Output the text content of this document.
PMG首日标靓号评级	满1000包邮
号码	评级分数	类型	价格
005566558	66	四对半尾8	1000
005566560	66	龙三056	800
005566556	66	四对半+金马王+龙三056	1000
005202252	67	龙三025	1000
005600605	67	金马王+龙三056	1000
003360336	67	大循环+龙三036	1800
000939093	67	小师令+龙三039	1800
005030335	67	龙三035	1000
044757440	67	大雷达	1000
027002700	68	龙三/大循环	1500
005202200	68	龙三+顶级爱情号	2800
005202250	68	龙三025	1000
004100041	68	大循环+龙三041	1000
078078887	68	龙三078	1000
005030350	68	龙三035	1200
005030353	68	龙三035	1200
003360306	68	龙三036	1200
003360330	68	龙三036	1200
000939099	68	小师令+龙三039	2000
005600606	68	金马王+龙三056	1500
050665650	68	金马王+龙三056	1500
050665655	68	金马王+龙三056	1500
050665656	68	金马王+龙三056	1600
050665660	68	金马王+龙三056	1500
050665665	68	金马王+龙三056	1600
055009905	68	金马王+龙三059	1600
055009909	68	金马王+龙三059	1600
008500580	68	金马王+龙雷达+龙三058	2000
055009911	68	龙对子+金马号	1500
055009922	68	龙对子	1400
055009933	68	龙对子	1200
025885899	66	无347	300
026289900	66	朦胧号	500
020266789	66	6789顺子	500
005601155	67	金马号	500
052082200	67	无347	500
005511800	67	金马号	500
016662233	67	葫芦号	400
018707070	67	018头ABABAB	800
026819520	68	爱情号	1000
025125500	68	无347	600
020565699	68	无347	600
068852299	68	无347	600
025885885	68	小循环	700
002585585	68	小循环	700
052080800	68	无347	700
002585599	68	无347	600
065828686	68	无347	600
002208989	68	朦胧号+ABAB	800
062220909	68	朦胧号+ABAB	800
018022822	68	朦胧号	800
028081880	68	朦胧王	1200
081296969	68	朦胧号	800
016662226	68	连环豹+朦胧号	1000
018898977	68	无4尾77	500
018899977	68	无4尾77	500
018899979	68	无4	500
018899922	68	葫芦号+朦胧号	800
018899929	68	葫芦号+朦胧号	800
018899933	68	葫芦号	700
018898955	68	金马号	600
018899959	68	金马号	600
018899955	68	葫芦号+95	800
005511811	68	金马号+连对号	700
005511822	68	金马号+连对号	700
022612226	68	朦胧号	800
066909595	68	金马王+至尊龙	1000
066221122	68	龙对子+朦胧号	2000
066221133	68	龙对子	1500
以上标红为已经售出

+++++

Task details:
Extract the listing in its entirety and repeat it exactly.

Output of the task:
Output the text content of this document.
PMG首日标靓号评级	满1000包邮
号码	评级分数	类型	价格
005566558	66	四对半尾8	1000
005566560	66	龙三056	800
005566556	66	四对半+金马王+龙三056	1000
005202252	67	龙三025	1000
005600605	67	金马王+龙三056	1000
003360336	67	大循环+龙三036	1800
000939093	67	小师令+龙三039	1800
005030335	67	龙三035	1000
044757440	67	大雷达	1000
027002700	68	龙三/大循环	1500
005202200	68	龙三+顶级爱情号	2800
005202250	68	龙三025	1000
004100041	68	大循环+龙三041	1000
078078887	68	龙三078	1000
005030350	68	龙三035	1200
005030353	68	龙三035	1200
003360306	68	龙三036	1200
003360330	68	龙三036	1200
000939099	68	小师令+龙三039	2000
005600606	68	金马王+龙三056	1500
050665650	68	金马王+龙三056	1500
050665655	68	金马王+龙三056	1500
050665656	68	金马王+龙三056	1600
050665660	68	金马王+龙三056	1500
050665665	68	金马王+龙三056	1600
055009905	68	金马王+龙三059	1600
055009909	68	金马王+龙三059	1600
008500580	68	金马王+龙雷达+龙三058	2000
055009911	68	龙对子+金马号	1500
055009922	68	龙对子	1400
055009933	68	龙对子	1200
025885899	66	无347	300
026289900	66	朦胧号	500
020266789	66	6789顺子	500
005601155	67	金马号	500
052082200	67	无347	500
005511800	67	金马号	500
016662233	67	葫芦号	400
018707070	67	018头ABABAB	800
026819520	68	爱情号	1000
025125500	68	无347	600
020565699	68	无347	600
068852299	68	无347	600
025885885	68	小循环	700
002585585	68	小循环	700
052080800	68	无347	700
002585599	68	无347	600
065828686	68	无347	600
002208989	68	朦胧号+ABAB	800
062220909	68	朦胧号+ABAB	800
018022822	68	朦胧号	800
028081880	68	朦胧王	1200
081296969	68	朦胧号	800
016662226	68	连环豹+朦胧号	1000
018898977	68	无4尾77	500
018899977	68	无4尾77	500
018899979	68	无4	500
018899922	68	葫芦号+朦胧号	800
018899929	68	葫芦号+朦胧号	800
018899933	68	葫芦号	700
018898955	68	金马号	600
018899959	68	金马号	600
018899955	68	葫芦号+95	800
005511811	68	金马号+连对号	700
005511822	68	金马号+连对号	700
022612226	68	朦胧号	800
066909595	68	金马王+至尊龙	1000
066221122	68	龙对子+朦胧号	2000
066221133	68	龙对子	1500
以上标红为已经售出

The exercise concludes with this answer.